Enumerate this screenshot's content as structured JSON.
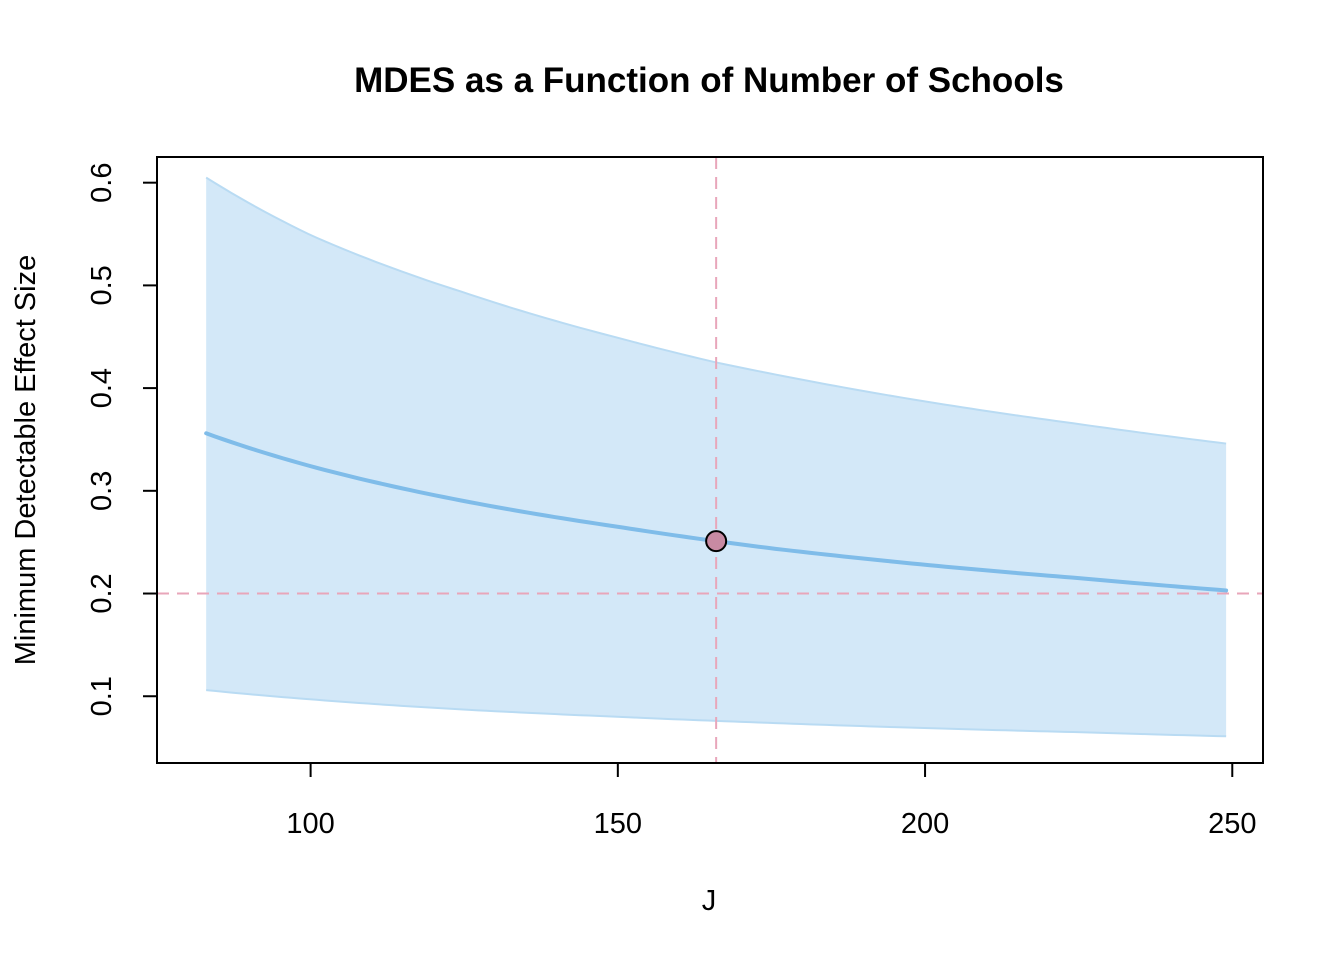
{
  "chart_data": {
    "type": "line",
    "title": "MDES as a Function of Number of Schools",
    "xlabel": "J",
    "ylabel": "Minimum Detectable Effect Size",
    "xlim": [
      75,
      255
    ],
    "ylim": [
      0.035,
      0.625
    ],
    "x_ticks": [
      100,
      150,
      200,
      250
    ],
    "x_tick_labels": [
      "100",
      "150",
      "200",
      "250"
    ],
    "y_ticks": [
      0.1,
      0.2,
      0.3,
      0.4,
      0.5,
      0.6
    ],
    "y_tick_labels": [
      "0.1",
      "0.2",
      "0.3",
      "0.4",
      "0.5",
      "0.6"
    ],
    "grid": false,
    "series": [
      {
        "role": "estimate",
        "x": [
          83,
          100,
          125,
          150,
          166,
          175,
          200,
          225,
          249
        ],
        "values": [
          0.356,
          0.324,
          0.29,
          0.265,
          0.251,
          0.244,
          0.228,
          0.215,
          0.203
        ]
      },
      {
        "role": "upper_bound",
        "x": [
          83,
          100,
          125,
          150,
          166,
          175,
          200,
          225,
          249
        ],
        "values": [
          0.605,
          0.549,
          0.493,
          0.449,
          0.425,
          0.414,
          0.387,
          0.365,
          0.346
        ]
      },
      {
        "role": "lower_bound",
        "x": [
          83,
          100,
          125,
          150,
          166,
          175,
          200,
          225,
          249
        ],
        "values": [
          0.106,
          0.097,
          0.087,
          0.08,
          0.076,
          0.074,
          0.069,
          0.065,
          0.061
        ]
      }
    ],
    "reference_lines": {
      "vertical_x": 166,
      "horizontal_y": 0.2
    },
    "highlight_point": {
      "x": 166,
      "y": 0.251
    },
    "colors": {
      "band_fill": "#d3e8f8",
      "band_edge": "#b9dbf3",
      "line": "#7fbce9",
      "reference": "#e8a6ba",
      "point_fill": "#c88aa3",
      "point_edge": "#000000"
    }
  }
}
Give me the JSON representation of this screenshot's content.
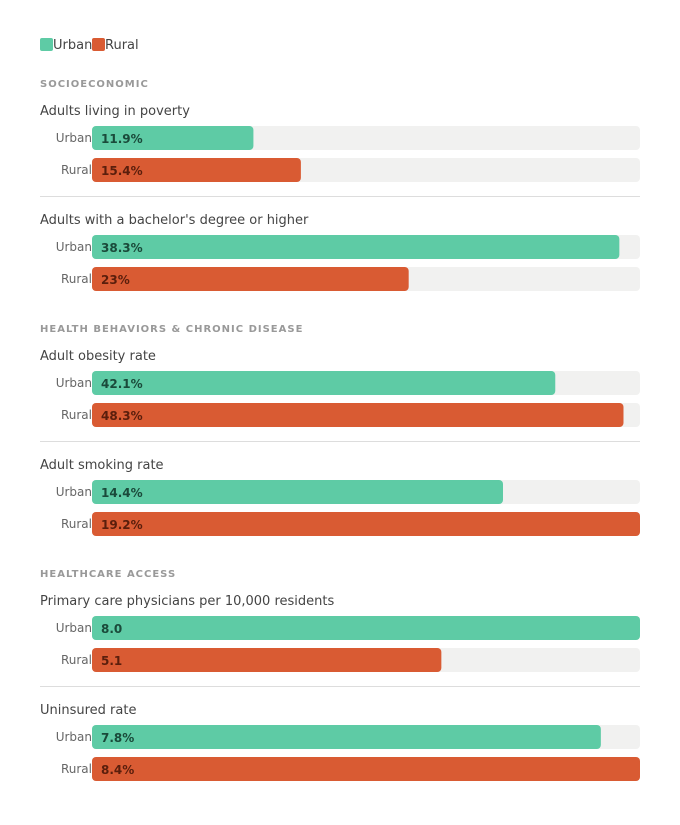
{
  "colors": {
    "urban": "#5ecba5",
    "rural": "#d95b33",
    "track": "#f1f1f0",
    "divider": "#dddddd",
    "section": "#999999",
    "metric": "#444444",
    "rowlabel": "#666666",
    "urbanValue": "#1a4a3a",
    "ruralValue": "#5a1e0c"
  },
  "chart_data": {
    "type": "bar",
    "orientation": "horizontal",
    "legend": [
      {
        "name": "Urban",
        "color": "#5ecba5"
      },
      {
        "name": "Rural",
        "color": "#d95b33"
      }
    ],
    "legend_position": "top-left",
    "grid": false,
    "sections": [
      {
        "title": "SOCIOECONOMIC",
        "metrics": [
          {
            "title": "Adults living in poverty",
            "rows": [
              {
                "label": "Urban",
                "value": 11.9,
                "display": "11.9%"
              },
              {
                "label": "Rural",
                "value": 15.4,
                "display": "15.4%"
              }
            ],
            "max": 40.4
          },
          {
            "title": "Adults with a bachelor's degree or higher",
            "rows": [
              {
                "label": "Urban",
                "value": 38.3,
                "display": "38.3%"
              },
              {
                "label": "Rural",
                "value": 23,
                "display": "23%"
              }
            ],
            "max": 39.8
          }
        ]
      },
      {
        "title": "HEALTH BEHAVIORS & CHRONIC DISEASE",
        "metrics": [
          {
            "title": "Adult obesity rate",
            "rows": [
              {
                "label": "Urban",
                "value": 42.1,
                "display": "42.1%"
              },
              {
                "label": "Rural",
                "value": 48.3,
                "display": "48.3%"
              }
            ],
            "max": 49.8
          },
          {
            "title": "Adult smoking rate",
            "rows": [
              {
                "label": "Urban",
                "value": 14.4,
                "display": "14.4%"
              },
              {
                "label": "Rural",
                "value": 19.2,
                "display": "19.2%"
              }
            ],
            "max": 19.2
          }
        ]
      },
      {
        "title": "HEALTHCARE ACCESS",
        "metrics": [
          {
            "title": "Primary care physicians per 10,000 residents",
            "rows": [
              {
                "label": "Urban",
                "value": 8.0,
                "display": "8.0"
              },
              {
                "label": "Rural",
                "value": 5.1,
                "display": "5.1"
              }
            ],
            "max": 8.0
          },
          {
            "title": "Uninsured rate",
            "rows": [
              {
                "label": "Urban",
                "value": 7.8,
                "display": "7.8%"
              },
              {
                "label": "Rural",
                "value": 8.4,
                "display": "8.4%"
              }
            ],
            "max": 8.4
          }
        ]
      }
    ]
  }
}
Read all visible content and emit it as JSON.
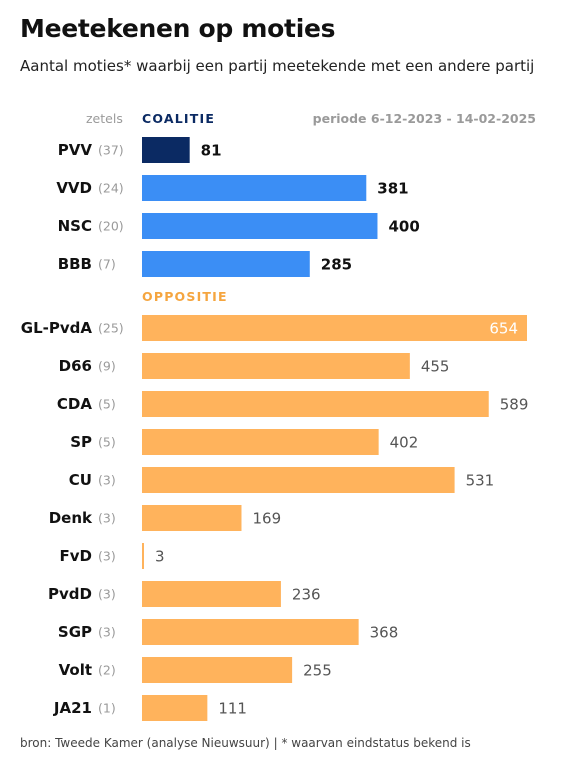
{
  "title": "Meetekenen op moties",
  "subtitle": "Aantal moties* waarbij een partij meetekende met een andere partij",
  "header": {
    "seats_label": "zetels",
    "period_label": "periode 6-12-2023 - 14-02-2025"
  },
  "footer": {
    "source": "bron: Tweede Kamer (analyse Nieuwsuur)",
    "separator": "|",
    "note": "* waarvan eindstatus bekend is"
  },
  "colors": {
    "pvv": "#0b2a63",
    "coalition": "#3b8ef5",
    "opposition": "#ffb35c",
    "coalition_label": "#0b2a63",
    "opposition_label": "#f5a53f"
  },
  "chart_data": {
    "type": "bar",
    "orientation": "horizontal",
    "title": "Meetekenen op moties",
    "subtitle": "Aantal moties* waarbij een partij meetekende met een andere partij",
    "groups": [
      {
        "name": "COALITIE",
        "bars": [
          {
            "party": "PVV",
            "seats": "(37)",
            "value": 81,
            "color": "#0b2a63"
          },
          {
            "party": "VVD",
            "seats": "(24)",
            "value": 381,
            "color": "#3b8ef5"
          },
          {
            "party": "NSC",
            "seats": "(20)",
            "value": 400,
            "color": "#3b8ef5"
          },
          {
            "party": "BBB",
            "seats": "(7)",
            "value": 285,
            "color": "#3b8ef5"
          }
        ]
      },
      {
        "name": "OPPOSITIE",
        "bars": [
          {
            "party": "GL-PvdA",
            "seats": "(25)",
            "value": 654,
            "color": "#ffb35c",
            "label_inside": true
          },
          {
            "party": "D66",
            "seats": "(9)",
            "value": 455,
            "color": "#ffb35c"
          },
          {
            "party": "CDA",
            "seats": "(5)",
            "value": 589,
            "color": "#ffb35c"
          },
          {
            "party": "SP",
            "seats": "(5)",
            "value": 402,
            "color": "#ffb35c"
          },
          {
            "party": "CU",
            "seats": "(3)",
            "value": 531,
            "color": "#ffb35c"
          },
          {
            "party": "Denk",
            "seats": "(3)",
            "value": 169,
            "color": "#ffb35c"
          },
          {
            "party": "FvD",
            "seats": "(3)",
            "value": 3,
            "color": "#ffb35c"
          },
          {
            "party": "PvdD",
            "seats": "(3)",
            "value": 236,
            "color": "#ffb35c"
          },
          {
            "party": "SGP",
            "seats": "(3)",
            "value": 368,
            "color": "#ffb35c"
          },
          {
            "party": "Volt",
            "seats": "(2)",
            "value": 255,
            "color": "#ffb35c"
          },
          {
            "party": "JA21",
            "seats": "(1)",
            "value": 111,
            "color": "#ffb35c"
          }
        ]
      }
    ],
    "xlim": [
      0,
      654
    ],
    "grid": false,
    "legend": "none"
  }
}
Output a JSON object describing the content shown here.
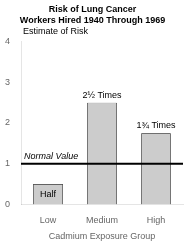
{
  "chart_data": {
    "type": "bar",
    "title": "Risk of Lung Cancer\nWorkers Hired 1940 Through 1969",
    "xlabel": "Cadmium Exposure Group",
    "ylabel": "Estimate of Risk",
    "categories": [
      "Low",
      "Medium",
      "High"
    ],
    "values": [
      0.5,
      2.5,
      1.75
    ],
    "color": "#cccccc",
    "ylim": [
      0,
      4
    ],
    "yticks": [
      0,
      1,
      2,
      3,
      4
    ],
    "grid": false,
    "reference_line": {
      "value": 1.0,
      "label": "Normal Value"
    },
    "annotations": [
      {
        "category": "Low",
        "text": "Half"
      },
      {
        "category": "Medium",
        "text": "2½ Times"
      },
      {
        "category": "High",
        "text": "1¾ Times"
      }
    ]
  }
}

_____

Starting from the line where "Output a JSON" appears, copy every line through the end of the material, both ends included, but no pictures.

Output a JSON object describing the content shown here.
{
  "chart_data": {
    "type": "bar",
    "title": "Risk of Lung Cancer\nWorkers Hired 1940 Through 1969",
    "xlabel": "Cadmium Exposure Group",
    "ylabel": "Estimate of Risk",
    "categories": [
      "Low",
      "Medium",
      "High"
    ],
    "values": [
      0.5,
      2.5,
      1.75
    ],
    "color": "#cccccc",
    "ylim": [
      0,
      4
    ],
    "yticks": [
      0,
      1,
      2,
      3,
      4
    ],
    "grid": false,
    "reference_line": {
      "value": 1.0,
      "label": "Normal Value"
    },
    "annotations": [
      {
        "category": "Low",
        "text": "Half"
      },
      {
        "category": "Medium",
        "text": "2½ Times"
      },
      {
        "category": "High",
        "text": "1¾ Times"
      }
    ]
  }
}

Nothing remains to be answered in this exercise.